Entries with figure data
· · · ·
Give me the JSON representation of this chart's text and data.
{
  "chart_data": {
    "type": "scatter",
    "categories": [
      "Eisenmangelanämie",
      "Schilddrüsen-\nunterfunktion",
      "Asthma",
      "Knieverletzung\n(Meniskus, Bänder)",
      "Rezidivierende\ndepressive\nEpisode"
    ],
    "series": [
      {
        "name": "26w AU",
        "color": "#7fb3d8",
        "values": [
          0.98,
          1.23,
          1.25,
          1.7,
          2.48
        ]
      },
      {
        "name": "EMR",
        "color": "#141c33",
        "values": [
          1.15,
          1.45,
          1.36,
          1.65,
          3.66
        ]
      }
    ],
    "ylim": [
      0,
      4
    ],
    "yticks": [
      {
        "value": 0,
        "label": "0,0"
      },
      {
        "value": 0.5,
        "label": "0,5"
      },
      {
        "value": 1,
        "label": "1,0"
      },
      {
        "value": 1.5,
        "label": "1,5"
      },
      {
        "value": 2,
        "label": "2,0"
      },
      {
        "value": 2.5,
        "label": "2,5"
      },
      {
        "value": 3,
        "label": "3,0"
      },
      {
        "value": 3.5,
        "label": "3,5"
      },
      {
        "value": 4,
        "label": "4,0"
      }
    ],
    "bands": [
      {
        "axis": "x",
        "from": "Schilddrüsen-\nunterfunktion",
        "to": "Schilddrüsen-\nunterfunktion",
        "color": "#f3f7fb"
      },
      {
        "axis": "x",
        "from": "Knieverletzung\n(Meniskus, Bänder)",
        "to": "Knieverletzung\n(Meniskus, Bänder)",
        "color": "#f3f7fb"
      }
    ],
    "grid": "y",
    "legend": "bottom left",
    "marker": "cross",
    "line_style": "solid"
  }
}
· · · ·
BRIEF
Give nothing but the number of lines containing the string "Knieverletzung".

RESULT BELOW
3